§ Document passage
Lo says that while a million people are currently taking medications for such diseases, another million have probably not been diagnosed. If patients wait until such complications as stroke, heart disease, or kidney failure appear, patients will need specialized medications that are much more costly. Patients of course also have to endure more suffering. The government has proposed introducing a Chronic Disease Co‑Care Pilot Scheme under which the government would shoulder half the medical bills. Lo expects 200,000 people would join the program in its first year, and that the authorities would expand the program to cover other chronic diseases in the future. He estimates the initiative would end up reducing public healthcare expenditure by 30 percent after 30 years. 

While the idea of putting more emphasis on prevention is good, in the short term it must imply an increase in public spending. There is no way we could shift spending from treatment to prevention as we have to treat patients with existing health problems. This increase in spending, in the light of population aging and the relative neglect of prevention among the population, is well justified. If necessary, we will need to find the resources to fund this additional spending in the short term.

It has been pointed out that the idea of funding half of the medical costs when patients visit private clinics under the Chronic Disease Co‑Care Pilot Scheme is unrealistic. Given the fact that the service fees charged by doctors vary significantly, “funding half” means that the government would pay doctors that charge high fees a lot more than those that charge low fees. In principle, qualified doctors should get the same fee from the government for the same service. The government, moreover, should require participating doctors to submit their fees net of the subsidy to the government which will then announce the fees on its website. Doctors should also provide a clear sign at the clinic stating that it participates in the government program and how much it charges to patients in consultation fees. Drugs dispensed should be charged at cost.

§ Listed entries

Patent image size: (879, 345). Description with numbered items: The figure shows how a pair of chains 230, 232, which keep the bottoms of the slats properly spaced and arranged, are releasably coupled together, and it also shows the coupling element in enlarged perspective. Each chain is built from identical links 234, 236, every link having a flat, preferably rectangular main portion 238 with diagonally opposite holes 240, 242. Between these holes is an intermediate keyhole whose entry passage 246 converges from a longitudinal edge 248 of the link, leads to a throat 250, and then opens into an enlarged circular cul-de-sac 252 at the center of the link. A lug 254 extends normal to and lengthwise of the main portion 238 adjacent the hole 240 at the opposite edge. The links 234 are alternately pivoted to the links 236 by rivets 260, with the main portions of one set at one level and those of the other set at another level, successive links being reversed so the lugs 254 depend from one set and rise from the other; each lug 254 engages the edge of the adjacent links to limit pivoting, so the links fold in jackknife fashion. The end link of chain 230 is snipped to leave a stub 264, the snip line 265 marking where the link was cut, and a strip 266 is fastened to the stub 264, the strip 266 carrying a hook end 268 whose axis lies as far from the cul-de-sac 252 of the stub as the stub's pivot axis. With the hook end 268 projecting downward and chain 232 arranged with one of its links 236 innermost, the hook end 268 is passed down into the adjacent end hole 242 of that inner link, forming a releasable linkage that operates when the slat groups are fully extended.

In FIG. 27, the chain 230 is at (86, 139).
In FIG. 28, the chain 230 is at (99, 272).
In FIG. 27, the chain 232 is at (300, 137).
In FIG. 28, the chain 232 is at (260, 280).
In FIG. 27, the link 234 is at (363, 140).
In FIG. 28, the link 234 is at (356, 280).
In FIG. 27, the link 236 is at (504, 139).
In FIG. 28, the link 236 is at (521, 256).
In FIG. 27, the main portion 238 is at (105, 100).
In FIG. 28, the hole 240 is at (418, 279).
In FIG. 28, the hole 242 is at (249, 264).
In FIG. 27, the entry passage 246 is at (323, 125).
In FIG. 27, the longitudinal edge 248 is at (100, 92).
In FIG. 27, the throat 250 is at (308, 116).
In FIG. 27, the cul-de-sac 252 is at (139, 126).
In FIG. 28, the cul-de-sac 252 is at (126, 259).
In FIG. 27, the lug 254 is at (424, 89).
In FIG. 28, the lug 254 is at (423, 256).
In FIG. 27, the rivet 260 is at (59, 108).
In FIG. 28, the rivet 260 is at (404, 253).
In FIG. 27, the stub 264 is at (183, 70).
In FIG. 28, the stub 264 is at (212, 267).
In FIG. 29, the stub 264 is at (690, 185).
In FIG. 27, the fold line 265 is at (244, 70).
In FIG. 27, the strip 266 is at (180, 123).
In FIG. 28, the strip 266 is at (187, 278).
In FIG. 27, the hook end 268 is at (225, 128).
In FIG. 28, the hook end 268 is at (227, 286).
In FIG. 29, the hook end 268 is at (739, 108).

§ What the task requires
Extend the commentary on the Chronic Disease Co‑Care Pilot Scheme, picking up right after its last sentence, "Drugs dispensed should be charged at cost."

§ Answer section
I would propose that the government invite qualified medical practitioners to join the primary care network of government. These would be called Enrolled Primary Care Family Doctors and they would receive a fixed consultation fee from the government. Again, these doctors would need to display their net fees charged to patients clearly at the clinic. The fees should be adjusted no more than once a year and all adjustments should be communicated to the government and posted on its website for transparency. 

The government would keep a record of all clinic visits by every patient. Following Lo’s suggestion that the government should cover half of the consultation charges, I recommend that the basic fees that patients have to pay are equal to the direct fees paid by the government to the doctors. I propose that the government adopt the “excessive burden protection” that I have recommended, that is, cover the excess of the year’s total basic fee payments over a stipulated yearly limit of, say, HK$10,000 ($1,283). This means that if patients only visit doctors who charge the basic fees, then the most they will pay per year is HK$10,000.

The yearly spending limit should also apply to other eligible medical expenses. Currently Hong Kong people other than schoolchildren do not enjoy any dental benefits. I recommend that the government extend dental benefits to the general public, using the same approach of offering half the full basic fees. The other half, to be paid by patients, should add to eligible healthcare expenses paid. If total eligible expenses add to over HK$10,000 in a year, then the government should pay the excess for that year. 

Proper dental care is very important to people’s subjective well-being. Today, many people cannot afford proper dental care. As a result, many people by the age of 70 have hardly any teeth left. Extending basic healthcare to cover dental care in our primary healthcare system will greatly enhance Hong Kong people’s well-being.

The author is the director of the Pan Sutong Shanghai-Hong Kong Economic Policy Research Institute, Lingnan University.

The views do not necessarily reflect those of China Daily.